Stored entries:
——————

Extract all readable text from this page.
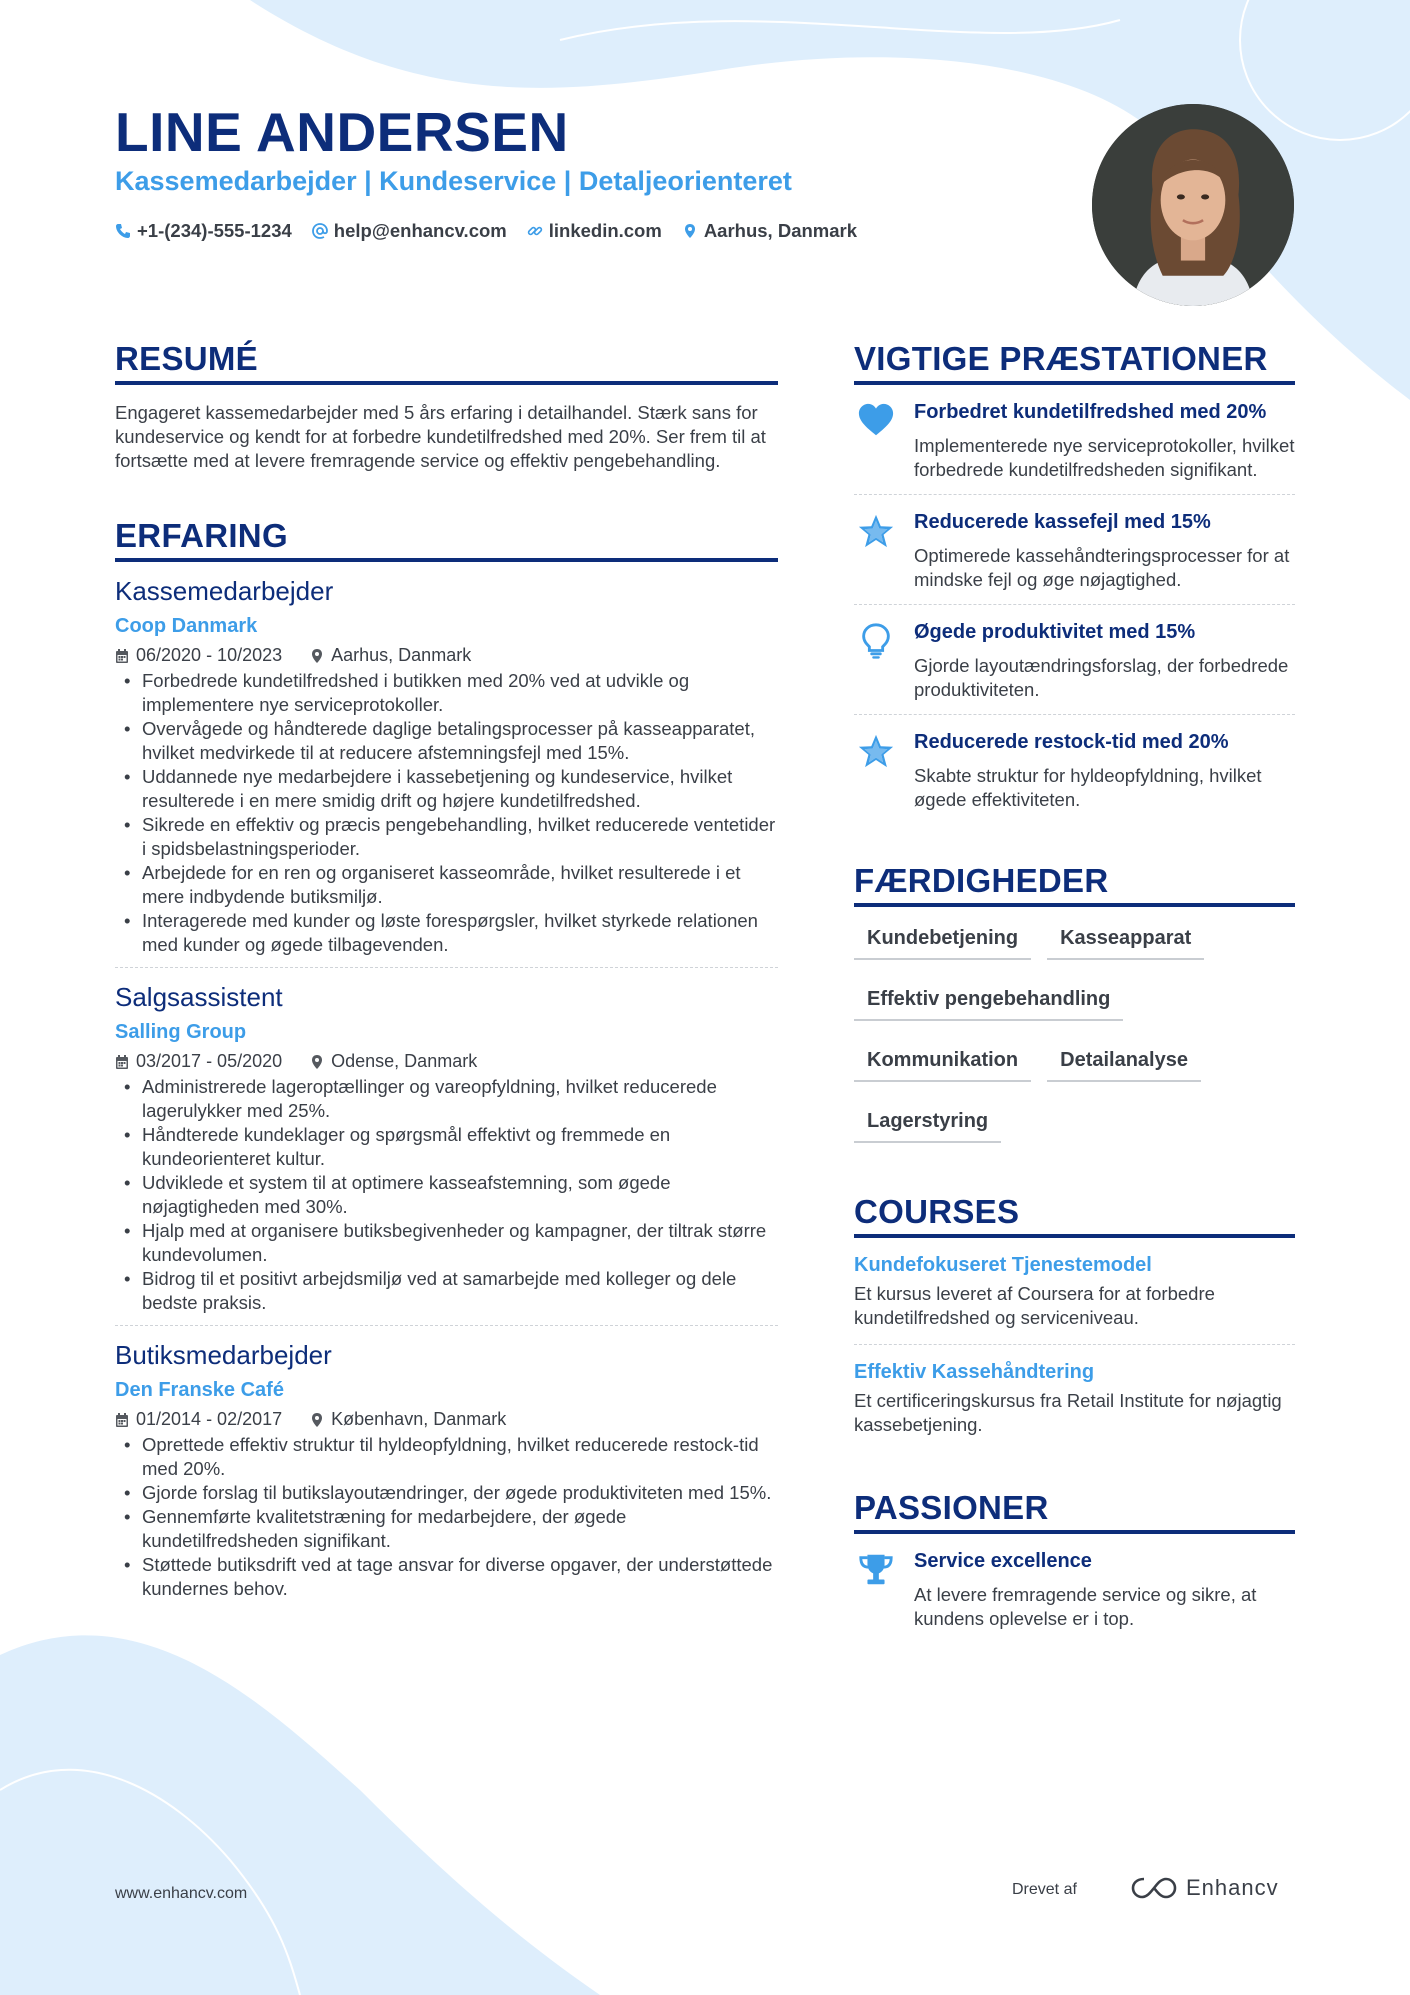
LINE ANDERSEN
Kassemedarbejder | Kundeservice | Detaljeorienteret
+1-(234)-555-1234 help@enhancv.com linkedin.com Aarhus, Danmark
RESUMÉ

Engageret kassemedarbejder med 5 års erfaring i detailhandel. Stærk sans for kundeservice og kendt for at forbedre kundetilfredshed med 20%. Ser frem til at fortsætte med at levere fremragende service og effektiv pengebehandling.

ERFARING
Kassemedarbejder
Coop Danmark
06/2020 - 10/2023	Aarhus, Danmark
• Forbedrede kundetilfredshed i butikken med 20% ved at udvikle og implementere nye serviceprotokoller.
• Overvågede og håndterede daglige betalingsprocesser på kasseapparatet, hvilket medvirkede til at reducere afstemningsfejl med 15%.
• Uddannede nye medarbejdere i kassebetjening og kundeservice, hvilket resulterede i en mere smidig drift og højere kundetilfredshed.
• Sikrede en effektiv og præcis pengebehandling, hvilket reducerede ventetider i spidsbelastningsperioder.
• Arbejdede for en ren og organiseret kasseområde, hvilket resulterede i et mere indbydende butiksmiljø.
• Interagerede med kunder og løste forespørgsler, hvilket styrkede relationen med kunder og øgede tilbagevenden.
Salgsassistent
Salling Group
03/2017 - 05/2020	Odense, Danmark
• Administrerede lageroptællinger og vareopfyldning, hvilket reducerede lagerulykker med 25%.
• Håndterede kundeklager og spørgsmål effektivt og fremmede en kundeorienteret kultur.
• Udviklede et system til at optimere kasseafstemning, som øgede nøjagtigheden med 30%.
• Hjalp med at organisere butiksbegivenheder og kampagner, der tiltrak større kundevolumen.
• Bidrog til et positivt arbejdsmiljø ved at samarbejde med kolleger og dele bedste praksis.
Butiksmedarbejder
Den Franske Café
01/2014 - 02/2017	København, Danmark
• Oprettede effektiv struktur til hyldeopfyldning, hvilket reducerede restock-tid med 20%.
• Gjorde forslag til butikslayoutændringer, der øgede produktiviteten med 15%.
• Gennemførte kvalitetstræning for medarbejdere, der øgede kundetilfredsheden signifikant.
• Støttede butiksdrift ved at tage ansvar for diverse opgaver, der understøttede kundernes behov.
VIGTIGE PRÆSTATIONER
Forbedret kundetilfredshed med 20%
Implementerede nye serviceprotokoller, hvilket forbedrede kundetilfredsheden signifikant.
Reducerede kassefejl med 15%
Optimerede kassehåndteringsprocesser for at mindske fejl og øge nøjagtighed.
Øgede produktivitet med 15%
Gjorde layoutændringsforslag, der forbedrede produktiviteten.
Reducerede restock-tid med 20%
Skabte struktur for hyldeopfyldning, hvilket øgede effektiviteten.
FÆRDIGHEDER
Kundebetjening	Kasseapparat
Effektiv pengebehandling
Kommunikation	Detailanalyse
Lagerstyring
COURSES
Kundefokuseret Tjenestemodel
Et kursus leveret af Coursera for at forbedre kundetilfredshed og serviceniveau.
Effektiv Kassehåndtering
Et certificeringskursus fra Retail Institute for nøjagtig kassebetjening.
PASSIONER
Service excellence
At levere fremragende service og sikre, at kundens oplevelse er i top.
www.enhancv.com	Drevet af	Enhancv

——————

▸ **EXERCISE REQUIREMENTS**
Pull every line containing "Gjorde" from the data.

▸ **SOLUTION FOR THIS TASK**
• Gjorde forslag til butikslayoutændringer, der øgede produktiviteten med 15%.
Gjorde layoutændringsforslag, der forbedrede produktiviteten.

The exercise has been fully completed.